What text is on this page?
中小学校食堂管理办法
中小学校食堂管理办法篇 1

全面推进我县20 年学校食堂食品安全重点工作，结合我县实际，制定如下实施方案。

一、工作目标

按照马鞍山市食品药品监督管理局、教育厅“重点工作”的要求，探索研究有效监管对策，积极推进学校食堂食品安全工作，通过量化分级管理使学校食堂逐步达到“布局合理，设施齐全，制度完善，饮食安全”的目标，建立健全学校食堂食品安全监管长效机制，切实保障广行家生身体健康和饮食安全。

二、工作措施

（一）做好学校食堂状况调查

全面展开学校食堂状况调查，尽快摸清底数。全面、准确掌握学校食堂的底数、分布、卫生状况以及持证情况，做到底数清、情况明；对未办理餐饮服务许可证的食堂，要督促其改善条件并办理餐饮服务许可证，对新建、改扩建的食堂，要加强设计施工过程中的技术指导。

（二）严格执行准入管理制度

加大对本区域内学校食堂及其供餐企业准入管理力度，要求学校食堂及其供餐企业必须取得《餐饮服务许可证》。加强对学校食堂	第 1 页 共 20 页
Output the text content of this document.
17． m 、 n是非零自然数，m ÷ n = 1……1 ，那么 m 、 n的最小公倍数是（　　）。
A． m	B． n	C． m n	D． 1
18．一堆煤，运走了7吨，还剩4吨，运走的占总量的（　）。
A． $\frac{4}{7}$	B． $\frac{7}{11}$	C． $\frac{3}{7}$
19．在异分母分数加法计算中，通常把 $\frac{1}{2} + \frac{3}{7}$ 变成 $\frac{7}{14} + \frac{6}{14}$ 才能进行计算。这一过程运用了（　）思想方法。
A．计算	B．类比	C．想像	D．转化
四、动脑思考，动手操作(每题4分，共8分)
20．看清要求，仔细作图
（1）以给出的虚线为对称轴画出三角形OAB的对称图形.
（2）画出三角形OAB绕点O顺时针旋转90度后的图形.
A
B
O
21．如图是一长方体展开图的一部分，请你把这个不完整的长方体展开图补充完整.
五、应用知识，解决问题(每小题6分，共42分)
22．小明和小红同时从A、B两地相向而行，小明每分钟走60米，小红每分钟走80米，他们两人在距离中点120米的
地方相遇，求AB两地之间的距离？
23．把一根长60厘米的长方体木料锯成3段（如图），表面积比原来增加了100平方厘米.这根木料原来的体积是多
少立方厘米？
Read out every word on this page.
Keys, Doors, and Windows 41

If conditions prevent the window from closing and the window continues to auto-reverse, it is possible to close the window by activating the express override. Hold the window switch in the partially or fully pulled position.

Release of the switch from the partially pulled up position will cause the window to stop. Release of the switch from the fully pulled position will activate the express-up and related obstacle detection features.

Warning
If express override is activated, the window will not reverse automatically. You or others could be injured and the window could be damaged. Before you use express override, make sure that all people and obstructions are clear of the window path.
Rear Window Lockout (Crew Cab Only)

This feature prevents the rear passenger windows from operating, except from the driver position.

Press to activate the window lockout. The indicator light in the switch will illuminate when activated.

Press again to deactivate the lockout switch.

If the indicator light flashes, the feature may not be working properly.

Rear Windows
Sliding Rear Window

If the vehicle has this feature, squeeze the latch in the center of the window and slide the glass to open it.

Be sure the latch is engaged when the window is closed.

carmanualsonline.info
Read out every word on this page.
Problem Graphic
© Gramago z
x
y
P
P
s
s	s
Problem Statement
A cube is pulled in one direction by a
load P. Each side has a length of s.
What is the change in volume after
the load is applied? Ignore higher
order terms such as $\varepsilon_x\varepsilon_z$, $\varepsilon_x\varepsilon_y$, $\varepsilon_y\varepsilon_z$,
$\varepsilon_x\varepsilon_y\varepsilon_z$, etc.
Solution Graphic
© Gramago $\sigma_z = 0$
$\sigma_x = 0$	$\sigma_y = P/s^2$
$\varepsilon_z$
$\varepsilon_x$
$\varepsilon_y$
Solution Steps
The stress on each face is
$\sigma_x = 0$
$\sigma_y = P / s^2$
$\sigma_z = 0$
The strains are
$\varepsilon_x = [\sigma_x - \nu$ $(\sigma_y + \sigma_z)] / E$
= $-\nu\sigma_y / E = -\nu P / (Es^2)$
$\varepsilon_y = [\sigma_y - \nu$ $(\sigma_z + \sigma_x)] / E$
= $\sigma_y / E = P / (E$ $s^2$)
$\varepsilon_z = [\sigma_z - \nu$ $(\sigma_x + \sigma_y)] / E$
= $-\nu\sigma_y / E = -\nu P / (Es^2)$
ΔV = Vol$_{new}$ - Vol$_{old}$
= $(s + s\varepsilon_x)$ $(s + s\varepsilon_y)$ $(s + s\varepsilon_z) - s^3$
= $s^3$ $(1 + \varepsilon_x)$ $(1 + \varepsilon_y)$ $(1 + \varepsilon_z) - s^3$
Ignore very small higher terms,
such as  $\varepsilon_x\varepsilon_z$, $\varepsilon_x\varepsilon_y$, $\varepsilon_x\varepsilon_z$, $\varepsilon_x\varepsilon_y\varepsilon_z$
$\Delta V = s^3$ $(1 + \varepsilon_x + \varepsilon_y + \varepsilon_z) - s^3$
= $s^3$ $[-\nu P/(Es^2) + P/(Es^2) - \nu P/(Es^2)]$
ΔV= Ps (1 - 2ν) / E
------------------------------------------------------------------------
# Description of the task
Retype the entries exactly, including every line.

# Solved problem
What text is on this page?
中小学校食堂管理办法
中小学校食堂管理办法篇 1

全面推进我县20 年学校食堂食品安全重点工作，结合我县实际，制定如下实施方案。

一、工作目标

按照马鞍山市食品药品监督管理局、教育厅“重点工作”的要求，探索研究有效监管对策，积极推进学校食堂食品安全工作，通过量化分级管理使学校食堂逐步达到“布局合理，设施齐全，制度完善，饮食安全”的目标，建立健全学校食堂食品安全监管长效机制，切实保障广行家生身体健康和饮食安全。

二、工作措施

（一）做好学校食堂状况调查

全面展开学校食堂状况调查，尽快摸清底数。全面、准确掌握学校食堂的底数、分布、卫生状况以及持证情况，做到底数清、情况明；对未办理餐饮服务许可证的食堂，要督促其改善条件并办理餐饮服务许可证，对新建、改扩建的食堂，要加强设计施工过程中的技术指导。

（二）严格执行准入管理制度

加大对本区域内学校食堂及其供餐企业准入管理力度，要求学校食堂及其供餐企业必须取得《餐饮服务许可证》。加强对学校食堂	第 1 页 共 20 页
Output the text content of this document.
17． m 、 n是非零自然数，m ÷ n = 1……1 ，那么 m 、 n的最小公倍数是（　　）。
A． m	B． n	C． m n	D． 1
18．一堆煤，运走了7吨，还剩4吨，运走的占总量的（　）。
A． $\frac{4}{7}$	B． $\frac{7}{11}$	C． $\frac{3}{7}$
19．在异分母分数加法计算中，通常把 $\frac{1}{2} + \frac{3}{7}$ 变成 $\frac{7}{14} + \frac{6}{14}$ 才能进行计算。这一过程运用了（　）思想方法。
A．计算	B．类比	C．想像	D．转化
四、动脑思考，动手操作(每题4分，共8分)
20．看清要求，仔细作图
（1）以给出的虚线为对称轴画出三角形OAB的对称图形.
（2）画出三角形OAB绕点O顺时针旋转90度后的图形.
A
B
O
21．如图是一长方体展开图的一部分，请你把这个不完整的长方体展开图补充完整.
五、应用知识，解决问题(每小题6分，共42分)
22．小明和小红同时从A、B两地相向而行，小明每分钟走60米，小红每分钟走80米，他们两人在距离中点120米的
地方相遇，求AB两地之间的距离？
23．把一根长60厘米的长方体木料锯成3段（如图），表面积比原来增加了100平方厘米.这根木料原来的体积是多
少立方厘米？
Read out every word on this page.
Keys, Doors, and Windows 41

If conditions prevent the window from closing and the window continues to auto-reverse, it is possible to close the window by activating the express override. Hold the window switch in the partially or fully pulled position.

Release of the switch from the partially pulled up position will cause the window to stop. Release of the switch from the fully pulled position will activate the express-up and related obstacle detection features.

Warning
If express override is activated, the window will not reverse automatically. You or others could be injured and the window could be damaged. Before you use express override, make sure that all people and obstructions are clear of the window path.
Rear Window Lockout (Crew Cab Only)

This feature prevents the rear passenger windows from operating, except from the driver position.

Press to activate the window lockout. The indicator light in the switch will illuminate when activated.

Press again to deactivate the lockout switch.

If the indicator light flashes, the feature may not be working properly.

Rear Windows
Sliding Rear Window

If the vehicle has this feature, squeeze the latch in the center of the window and slide the glass to open it.

Be sure the latch is engaged when the window is closed.

carmanualsonline.info
Read out every word on this page.
Problem Graphic
© Gramago z
x
y
P
P
s
s	s
Problem Statement
A cube is pulled in one direction by a
load P. Each side has a length of s.
What is the change in volume after
the load is applied? Ignore higher
order terms such as $\varepsilon_x\varepsilon_z$, $\varepsilon_x\varepsilon_y$, $\varepsilon_y\varepsilon_z$,
$\varepsilon_x\varepsilon_y\varepsilon_z$, etc.
Solution Graphic
© Gramago $\sigma_z = 0$
$\sigma_x = 0$	$\sigma_y = P/s^2$
$\varepsilon_z$
$\varepsilon_x$
$\varepsilon_y$
Solution Steps
The stress on each face is
$\sigma_x = 0$
$\sigma_y = P / s^2$
$\sigma_z = 0$
The strains are
$\varepsilon_x = [\sigma_x - \nu$ $(\sigma_y + \sigma_z)] / E$
= $-\nu\sigma_y / E = -\nu P / (Es^2)$
$\varepsilon_y = [\sigma_y - \nu$ $(\sigma_z + \sigma_x)] / E$
= $\sigma_y / E = P / (E$ $s^2$)
$\varepsilon_z = [\sigma_z - \nu$ $(\sigma_x + \sigma_y)] / E$
= $-\nu\sigma_y / E = -\nu P / (Es^2)$
ΔV = Vol$_{new}$ - Vol$_{old}$
= $(s + s\varepsilon_x)$ $(s + s\varepsilon_y)$ $(s + s\varepsilon_z) - s^3$
= $s^3$ $(1 + \varepsilon_x)$ $(1 + \varepsilon_y)$ $(1 + \varepsilon_z) - s^3$
Ignore very small higher terms,
such as  $\varepsilon_x\varepsilon_z$, $\varepsilon_x\varepsilon_y$, $\varepsilon_x\varepsilon_z$, $\varepsilon_x\varepsilon_y\varepsilon_z$
$\Delta V = s^3$ $(1 + \varepsilon_x + \varepsilon_y + \varepsilon_z) - s^3$
= $s^3$ $[-\nu P/(Es^2) + P/(Es^2) - \nu P/(Es^2)]$
ΔV= Ps (1 - 2ν) / E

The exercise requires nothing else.